Required task 1: Extract the passage of the parenting blog post from "Anyway, I bring" to "their immediately vicinity." and reproduce it verbatim.

Document:
━━━━━━━━━━━━━━━━━━━━

As some of you know, before I had this blog, I maintained another one about parenting, wherein I provided moms and dads with all sorts of valuable, and often dangerous, advice on all facets of bringing up kids, from the moment they’re born, to the year they go away to college, to the day when they move back in with you. You can read my posts on the subject in my book, Kids Are Dumb, Parents Are Dumber which is available at the bottom of this page.
Anyway, I bring that up because recently I was on a Jet Blue flight to Ft. Lauderdale and I was treated to a first-hand look at a new parenting trend, which I’ll call sharing.
This, evidently, is a way for mommies and daddies to share their joy with everyone in their immediately vicinity.
On this flight, for instance, a young couple considerately booked separate seats for their family so that the father and a young girl could sit in one row, while the mother and a 4-month-old could sit a row ahead…on the other side of the aisle…in the middle seat…between an older couple.
This enabled the young parents to share their marital bliss by screaming across the aisle (and the older man) at each other throughout the flight in exchanges such as this (which is, I swear, verbatim):
Mom: You’ve already ruined my trip.
Dad: How did I ruin your trip?.

━━━━━━━━━━━━━━━━━━━━

Required task 2: Render the listing from its first line through the line containing "stage-divider-bar xyxy=(807,144,810,208)" as a JSON list of strings, with one string per line and blank lines omitted.

━━━━━━━━━━━━━━━━━━━━

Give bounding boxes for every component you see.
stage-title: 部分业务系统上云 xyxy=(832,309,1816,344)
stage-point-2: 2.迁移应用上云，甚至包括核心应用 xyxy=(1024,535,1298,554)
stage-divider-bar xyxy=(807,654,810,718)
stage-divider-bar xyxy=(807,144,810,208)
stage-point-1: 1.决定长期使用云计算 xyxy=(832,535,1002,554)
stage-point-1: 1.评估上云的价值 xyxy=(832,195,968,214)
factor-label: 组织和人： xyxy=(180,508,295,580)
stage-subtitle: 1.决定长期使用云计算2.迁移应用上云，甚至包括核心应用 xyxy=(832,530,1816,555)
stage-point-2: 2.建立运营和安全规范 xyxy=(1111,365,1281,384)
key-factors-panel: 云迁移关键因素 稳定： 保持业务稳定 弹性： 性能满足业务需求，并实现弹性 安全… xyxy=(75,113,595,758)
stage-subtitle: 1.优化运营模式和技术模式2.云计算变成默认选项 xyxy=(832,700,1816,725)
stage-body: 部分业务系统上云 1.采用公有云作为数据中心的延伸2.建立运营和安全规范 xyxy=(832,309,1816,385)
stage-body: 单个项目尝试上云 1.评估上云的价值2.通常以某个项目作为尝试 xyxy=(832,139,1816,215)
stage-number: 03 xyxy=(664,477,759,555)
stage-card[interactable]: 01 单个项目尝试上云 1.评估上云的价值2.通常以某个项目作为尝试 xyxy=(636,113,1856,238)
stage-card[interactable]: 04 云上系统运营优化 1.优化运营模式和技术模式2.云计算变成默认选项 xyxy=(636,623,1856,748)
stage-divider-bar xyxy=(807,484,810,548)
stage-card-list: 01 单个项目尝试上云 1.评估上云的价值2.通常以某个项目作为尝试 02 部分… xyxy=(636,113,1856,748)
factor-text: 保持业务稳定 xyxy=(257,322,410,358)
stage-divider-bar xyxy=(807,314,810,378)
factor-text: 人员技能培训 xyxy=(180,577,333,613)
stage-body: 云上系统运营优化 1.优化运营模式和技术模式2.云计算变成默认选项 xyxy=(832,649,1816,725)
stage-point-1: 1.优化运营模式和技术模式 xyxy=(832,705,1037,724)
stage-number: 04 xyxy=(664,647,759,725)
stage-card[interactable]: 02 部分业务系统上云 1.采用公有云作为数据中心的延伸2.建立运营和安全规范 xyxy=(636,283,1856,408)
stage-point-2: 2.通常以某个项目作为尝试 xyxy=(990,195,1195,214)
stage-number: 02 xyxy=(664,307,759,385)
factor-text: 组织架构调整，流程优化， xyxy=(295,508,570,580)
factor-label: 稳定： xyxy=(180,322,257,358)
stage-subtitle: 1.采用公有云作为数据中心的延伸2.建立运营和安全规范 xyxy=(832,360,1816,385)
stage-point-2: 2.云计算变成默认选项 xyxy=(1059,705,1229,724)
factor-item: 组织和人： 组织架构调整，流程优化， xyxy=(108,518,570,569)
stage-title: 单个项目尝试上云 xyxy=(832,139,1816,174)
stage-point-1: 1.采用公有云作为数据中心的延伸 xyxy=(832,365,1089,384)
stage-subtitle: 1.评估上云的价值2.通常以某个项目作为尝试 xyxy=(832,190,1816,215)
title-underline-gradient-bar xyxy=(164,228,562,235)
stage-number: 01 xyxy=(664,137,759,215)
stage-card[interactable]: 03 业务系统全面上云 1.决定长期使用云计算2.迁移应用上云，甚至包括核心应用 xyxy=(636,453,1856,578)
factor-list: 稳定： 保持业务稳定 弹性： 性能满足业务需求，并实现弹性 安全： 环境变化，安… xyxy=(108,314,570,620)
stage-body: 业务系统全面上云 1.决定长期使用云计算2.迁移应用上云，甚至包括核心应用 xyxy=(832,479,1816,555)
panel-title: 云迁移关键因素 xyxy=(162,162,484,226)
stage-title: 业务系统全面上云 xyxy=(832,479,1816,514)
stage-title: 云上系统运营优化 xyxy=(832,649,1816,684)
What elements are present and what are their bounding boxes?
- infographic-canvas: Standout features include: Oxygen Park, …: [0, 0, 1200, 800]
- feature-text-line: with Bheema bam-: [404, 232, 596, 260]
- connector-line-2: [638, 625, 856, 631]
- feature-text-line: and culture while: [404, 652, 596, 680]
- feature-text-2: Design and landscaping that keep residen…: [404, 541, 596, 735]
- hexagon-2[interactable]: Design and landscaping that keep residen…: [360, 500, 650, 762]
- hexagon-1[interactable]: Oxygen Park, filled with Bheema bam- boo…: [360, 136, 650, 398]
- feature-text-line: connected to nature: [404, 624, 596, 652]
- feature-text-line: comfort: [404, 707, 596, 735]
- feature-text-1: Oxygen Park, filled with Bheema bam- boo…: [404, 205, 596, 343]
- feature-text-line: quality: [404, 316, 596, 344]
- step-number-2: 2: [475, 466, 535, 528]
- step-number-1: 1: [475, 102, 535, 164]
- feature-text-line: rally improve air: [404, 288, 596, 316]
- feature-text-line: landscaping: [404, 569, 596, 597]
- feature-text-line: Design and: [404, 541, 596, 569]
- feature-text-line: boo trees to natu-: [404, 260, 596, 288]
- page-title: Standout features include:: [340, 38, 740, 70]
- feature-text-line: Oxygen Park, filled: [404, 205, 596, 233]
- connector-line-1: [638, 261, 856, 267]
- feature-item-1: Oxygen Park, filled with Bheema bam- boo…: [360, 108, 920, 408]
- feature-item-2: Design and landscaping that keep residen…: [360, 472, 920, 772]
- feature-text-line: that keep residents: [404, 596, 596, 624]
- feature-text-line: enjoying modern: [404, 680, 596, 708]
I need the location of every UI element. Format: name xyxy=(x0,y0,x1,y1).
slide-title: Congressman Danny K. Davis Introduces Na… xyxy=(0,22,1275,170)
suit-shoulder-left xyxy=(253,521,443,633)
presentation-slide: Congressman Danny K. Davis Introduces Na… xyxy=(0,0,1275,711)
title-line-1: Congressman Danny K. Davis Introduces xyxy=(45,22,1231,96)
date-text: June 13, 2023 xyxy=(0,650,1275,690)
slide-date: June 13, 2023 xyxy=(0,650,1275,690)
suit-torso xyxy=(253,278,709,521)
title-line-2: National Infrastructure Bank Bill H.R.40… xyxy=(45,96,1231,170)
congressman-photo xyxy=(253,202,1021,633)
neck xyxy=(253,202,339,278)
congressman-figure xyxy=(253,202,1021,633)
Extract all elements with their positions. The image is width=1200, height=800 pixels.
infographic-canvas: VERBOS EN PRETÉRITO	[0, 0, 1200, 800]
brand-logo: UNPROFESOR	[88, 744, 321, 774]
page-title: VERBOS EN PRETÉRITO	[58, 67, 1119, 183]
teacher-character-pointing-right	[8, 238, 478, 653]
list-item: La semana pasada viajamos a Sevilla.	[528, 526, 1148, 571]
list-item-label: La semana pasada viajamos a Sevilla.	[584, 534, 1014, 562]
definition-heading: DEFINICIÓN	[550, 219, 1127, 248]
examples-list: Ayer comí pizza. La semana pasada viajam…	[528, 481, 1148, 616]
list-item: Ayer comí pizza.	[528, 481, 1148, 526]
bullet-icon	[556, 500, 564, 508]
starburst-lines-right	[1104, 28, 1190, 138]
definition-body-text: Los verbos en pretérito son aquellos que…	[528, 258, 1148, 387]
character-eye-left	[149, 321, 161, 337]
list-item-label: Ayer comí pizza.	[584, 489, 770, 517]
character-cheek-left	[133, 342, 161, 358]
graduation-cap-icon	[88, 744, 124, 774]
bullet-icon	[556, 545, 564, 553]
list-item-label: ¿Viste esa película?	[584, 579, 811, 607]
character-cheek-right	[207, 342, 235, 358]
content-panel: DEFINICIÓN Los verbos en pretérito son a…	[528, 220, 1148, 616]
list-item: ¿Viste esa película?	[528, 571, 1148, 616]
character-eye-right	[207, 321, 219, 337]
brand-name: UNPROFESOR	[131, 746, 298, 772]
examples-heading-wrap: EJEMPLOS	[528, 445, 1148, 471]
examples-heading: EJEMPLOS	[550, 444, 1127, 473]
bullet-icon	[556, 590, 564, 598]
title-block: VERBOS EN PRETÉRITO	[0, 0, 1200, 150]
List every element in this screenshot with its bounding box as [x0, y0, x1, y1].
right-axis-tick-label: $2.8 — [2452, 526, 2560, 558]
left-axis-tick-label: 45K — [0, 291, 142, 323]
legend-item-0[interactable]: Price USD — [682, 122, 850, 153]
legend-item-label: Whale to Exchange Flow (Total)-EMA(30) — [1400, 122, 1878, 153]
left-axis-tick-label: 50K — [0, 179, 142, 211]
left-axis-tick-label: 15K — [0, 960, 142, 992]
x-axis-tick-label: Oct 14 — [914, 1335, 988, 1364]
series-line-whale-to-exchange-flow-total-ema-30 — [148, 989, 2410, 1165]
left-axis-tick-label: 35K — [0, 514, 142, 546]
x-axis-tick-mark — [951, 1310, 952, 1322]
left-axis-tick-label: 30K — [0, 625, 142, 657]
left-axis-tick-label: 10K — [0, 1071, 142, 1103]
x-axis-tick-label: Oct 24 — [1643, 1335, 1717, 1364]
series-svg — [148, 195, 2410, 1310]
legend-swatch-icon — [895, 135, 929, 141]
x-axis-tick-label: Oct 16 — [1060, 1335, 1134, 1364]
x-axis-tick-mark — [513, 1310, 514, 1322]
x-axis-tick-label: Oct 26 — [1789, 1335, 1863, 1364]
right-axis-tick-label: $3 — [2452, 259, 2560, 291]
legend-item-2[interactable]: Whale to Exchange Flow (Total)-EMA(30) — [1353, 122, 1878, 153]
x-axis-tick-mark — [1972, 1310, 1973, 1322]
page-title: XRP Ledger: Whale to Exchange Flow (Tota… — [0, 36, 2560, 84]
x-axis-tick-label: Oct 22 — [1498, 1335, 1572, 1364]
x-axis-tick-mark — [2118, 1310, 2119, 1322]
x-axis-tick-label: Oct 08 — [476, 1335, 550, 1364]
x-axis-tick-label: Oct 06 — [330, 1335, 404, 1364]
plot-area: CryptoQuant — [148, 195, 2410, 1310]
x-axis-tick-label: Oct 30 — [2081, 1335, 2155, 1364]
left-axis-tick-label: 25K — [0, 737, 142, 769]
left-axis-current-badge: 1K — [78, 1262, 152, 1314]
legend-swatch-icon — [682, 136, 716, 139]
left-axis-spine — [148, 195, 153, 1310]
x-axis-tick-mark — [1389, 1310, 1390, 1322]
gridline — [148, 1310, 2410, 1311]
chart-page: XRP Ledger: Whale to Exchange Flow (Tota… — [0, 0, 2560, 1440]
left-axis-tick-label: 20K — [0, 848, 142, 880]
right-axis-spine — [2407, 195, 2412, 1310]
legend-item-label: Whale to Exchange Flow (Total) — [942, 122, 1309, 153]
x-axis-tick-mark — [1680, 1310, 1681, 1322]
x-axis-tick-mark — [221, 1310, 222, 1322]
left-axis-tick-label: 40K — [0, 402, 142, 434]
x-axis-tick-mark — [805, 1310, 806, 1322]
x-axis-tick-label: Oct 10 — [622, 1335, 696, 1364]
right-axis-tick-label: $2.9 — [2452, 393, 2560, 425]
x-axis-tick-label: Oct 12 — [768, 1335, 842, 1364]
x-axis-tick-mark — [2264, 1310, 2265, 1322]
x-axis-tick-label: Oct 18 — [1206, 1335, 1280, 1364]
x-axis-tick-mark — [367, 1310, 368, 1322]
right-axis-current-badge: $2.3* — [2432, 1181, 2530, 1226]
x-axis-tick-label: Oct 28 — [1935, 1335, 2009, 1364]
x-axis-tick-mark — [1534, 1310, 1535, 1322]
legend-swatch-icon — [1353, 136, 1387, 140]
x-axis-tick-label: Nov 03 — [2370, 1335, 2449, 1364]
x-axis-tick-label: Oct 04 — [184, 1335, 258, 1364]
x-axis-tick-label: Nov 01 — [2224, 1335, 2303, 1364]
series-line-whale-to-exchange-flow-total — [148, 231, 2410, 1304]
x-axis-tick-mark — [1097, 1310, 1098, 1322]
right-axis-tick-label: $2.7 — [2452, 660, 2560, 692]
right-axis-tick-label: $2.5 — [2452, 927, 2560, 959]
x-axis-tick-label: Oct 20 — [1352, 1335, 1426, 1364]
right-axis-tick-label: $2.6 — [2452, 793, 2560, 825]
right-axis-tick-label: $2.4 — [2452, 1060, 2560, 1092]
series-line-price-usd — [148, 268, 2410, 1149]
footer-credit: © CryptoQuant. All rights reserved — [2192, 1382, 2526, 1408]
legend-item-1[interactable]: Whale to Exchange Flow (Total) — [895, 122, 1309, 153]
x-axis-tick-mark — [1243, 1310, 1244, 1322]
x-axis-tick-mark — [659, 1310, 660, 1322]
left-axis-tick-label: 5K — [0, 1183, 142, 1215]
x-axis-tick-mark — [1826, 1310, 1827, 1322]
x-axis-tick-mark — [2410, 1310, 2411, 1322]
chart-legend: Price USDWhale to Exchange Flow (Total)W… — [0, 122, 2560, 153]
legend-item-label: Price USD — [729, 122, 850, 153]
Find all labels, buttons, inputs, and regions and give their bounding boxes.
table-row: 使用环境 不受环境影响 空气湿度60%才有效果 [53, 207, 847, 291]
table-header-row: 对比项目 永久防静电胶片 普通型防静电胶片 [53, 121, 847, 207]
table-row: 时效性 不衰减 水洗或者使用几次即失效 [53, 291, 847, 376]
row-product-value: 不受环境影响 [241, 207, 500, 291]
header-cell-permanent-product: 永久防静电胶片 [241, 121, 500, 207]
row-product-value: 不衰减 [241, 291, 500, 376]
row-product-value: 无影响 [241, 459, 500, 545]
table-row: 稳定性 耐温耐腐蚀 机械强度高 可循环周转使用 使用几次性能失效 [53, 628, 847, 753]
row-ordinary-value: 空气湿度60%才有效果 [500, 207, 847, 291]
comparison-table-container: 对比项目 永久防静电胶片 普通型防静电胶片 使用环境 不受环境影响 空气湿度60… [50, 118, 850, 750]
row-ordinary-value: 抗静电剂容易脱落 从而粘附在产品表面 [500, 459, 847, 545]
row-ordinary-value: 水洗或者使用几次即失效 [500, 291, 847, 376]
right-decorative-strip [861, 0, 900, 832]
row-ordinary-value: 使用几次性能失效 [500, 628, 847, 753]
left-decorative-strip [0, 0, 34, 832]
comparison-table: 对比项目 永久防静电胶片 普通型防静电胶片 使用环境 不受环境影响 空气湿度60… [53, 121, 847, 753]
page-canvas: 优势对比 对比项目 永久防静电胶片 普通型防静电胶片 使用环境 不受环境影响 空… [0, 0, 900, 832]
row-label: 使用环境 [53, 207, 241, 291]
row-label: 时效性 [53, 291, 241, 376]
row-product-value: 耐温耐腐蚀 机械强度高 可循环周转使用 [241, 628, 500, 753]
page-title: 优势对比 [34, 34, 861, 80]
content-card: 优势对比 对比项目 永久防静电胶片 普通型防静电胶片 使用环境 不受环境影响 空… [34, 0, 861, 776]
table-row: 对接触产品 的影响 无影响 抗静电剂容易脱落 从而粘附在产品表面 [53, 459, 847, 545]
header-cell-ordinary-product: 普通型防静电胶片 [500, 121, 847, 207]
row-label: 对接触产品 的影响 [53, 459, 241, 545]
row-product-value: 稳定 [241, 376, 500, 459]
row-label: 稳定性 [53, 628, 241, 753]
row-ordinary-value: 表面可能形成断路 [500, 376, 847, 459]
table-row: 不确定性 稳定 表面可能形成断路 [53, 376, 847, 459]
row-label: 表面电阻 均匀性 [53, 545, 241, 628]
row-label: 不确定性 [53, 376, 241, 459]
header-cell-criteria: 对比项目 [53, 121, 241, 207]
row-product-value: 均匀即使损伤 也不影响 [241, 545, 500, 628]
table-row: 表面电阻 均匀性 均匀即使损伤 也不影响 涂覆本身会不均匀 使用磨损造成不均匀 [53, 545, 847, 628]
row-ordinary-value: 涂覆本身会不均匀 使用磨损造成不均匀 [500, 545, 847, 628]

━━━━━━━━━━━━━━━━━━━━

Correct response 1:
Anyway, I bring that up because recently I was on a Jet Blue flight to Ft. Lauderdale and I was treated to a first-hand look at a new parenting trend, which I’ll call sharing.
This, evidently, is a way for mommies and daddies to share their joy with everyone in their immediately vicinity.

Correct response 2:
[
  "Give bounding boxes for every component you see.",
  "stage-title: 部分业务系统上云 xyxy=(832,309,1816,344)",
  "stage-point-2: 2.迁移应用上云，甚至包括核心应用 xyxy=(1024,535,1298,554)",
  "stage-divider-bar xyxy=(807,654,810,718)",
  "stage-divider-bar xyxy=(807,144,810,208)"
]